--- begin ---

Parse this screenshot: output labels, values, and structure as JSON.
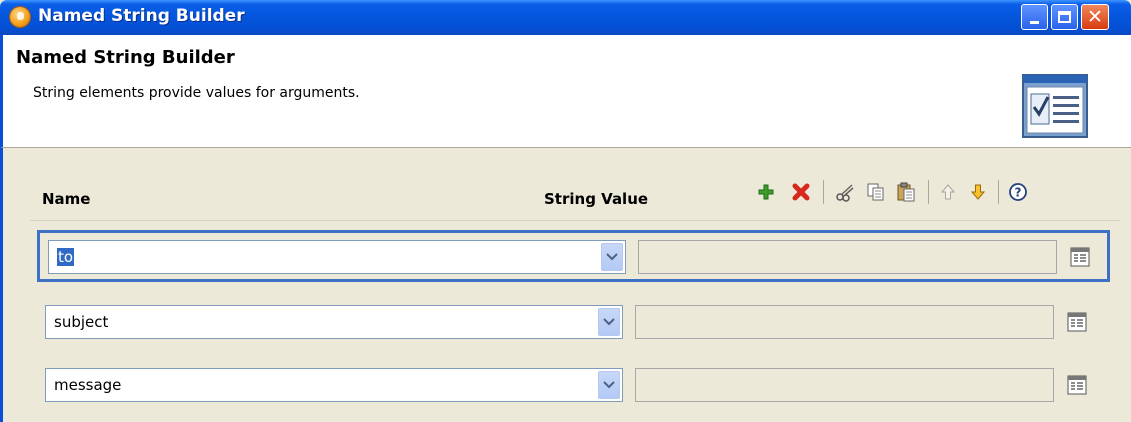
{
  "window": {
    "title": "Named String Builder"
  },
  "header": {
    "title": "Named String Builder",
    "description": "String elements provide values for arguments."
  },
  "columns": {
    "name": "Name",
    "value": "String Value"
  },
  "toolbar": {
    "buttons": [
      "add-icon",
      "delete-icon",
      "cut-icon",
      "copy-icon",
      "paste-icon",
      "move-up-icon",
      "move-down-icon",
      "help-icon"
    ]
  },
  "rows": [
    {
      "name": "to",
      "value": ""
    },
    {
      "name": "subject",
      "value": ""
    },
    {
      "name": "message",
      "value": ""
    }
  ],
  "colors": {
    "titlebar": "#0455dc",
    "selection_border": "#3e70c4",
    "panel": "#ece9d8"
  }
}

--- end ---
--- begin ---

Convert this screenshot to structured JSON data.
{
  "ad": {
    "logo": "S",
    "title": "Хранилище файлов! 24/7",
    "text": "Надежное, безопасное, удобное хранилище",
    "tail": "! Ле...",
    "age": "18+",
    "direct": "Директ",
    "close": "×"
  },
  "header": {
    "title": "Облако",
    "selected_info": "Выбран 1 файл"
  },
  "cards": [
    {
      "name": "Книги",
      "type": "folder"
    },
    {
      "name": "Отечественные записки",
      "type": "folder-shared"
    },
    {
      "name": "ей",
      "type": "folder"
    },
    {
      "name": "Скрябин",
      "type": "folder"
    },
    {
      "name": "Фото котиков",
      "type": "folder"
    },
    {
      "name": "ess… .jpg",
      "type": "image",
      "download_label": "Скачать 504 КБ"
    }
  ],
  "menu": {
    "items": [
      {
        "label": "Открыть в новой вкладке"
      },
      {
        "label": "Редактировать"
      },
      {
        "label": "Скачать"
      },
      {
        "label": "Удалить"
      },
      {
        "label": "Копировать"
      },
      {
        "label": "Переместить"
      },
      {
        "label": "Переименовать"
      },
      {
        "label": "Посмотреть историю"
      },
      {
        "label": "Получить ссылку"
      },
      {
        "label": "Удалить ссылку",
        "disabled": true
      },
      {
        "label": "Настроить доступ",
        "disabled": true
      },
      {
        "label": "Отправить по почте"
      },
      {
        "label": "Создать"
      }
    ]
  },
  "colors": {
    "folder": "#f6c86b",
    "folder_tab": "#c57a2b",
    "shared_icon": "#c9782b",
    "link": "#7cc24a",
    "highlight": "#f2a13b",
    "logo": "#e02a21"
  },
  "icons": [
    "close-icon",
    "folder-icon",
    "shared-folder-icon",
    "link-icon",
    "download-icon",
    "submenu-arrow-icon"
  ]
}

--- end ---

Your objective: Pull out and copy each line containing the string "Скачать".

Solution:
      "download_label": "Скачать 504 КБ"
        "label": "Скачать"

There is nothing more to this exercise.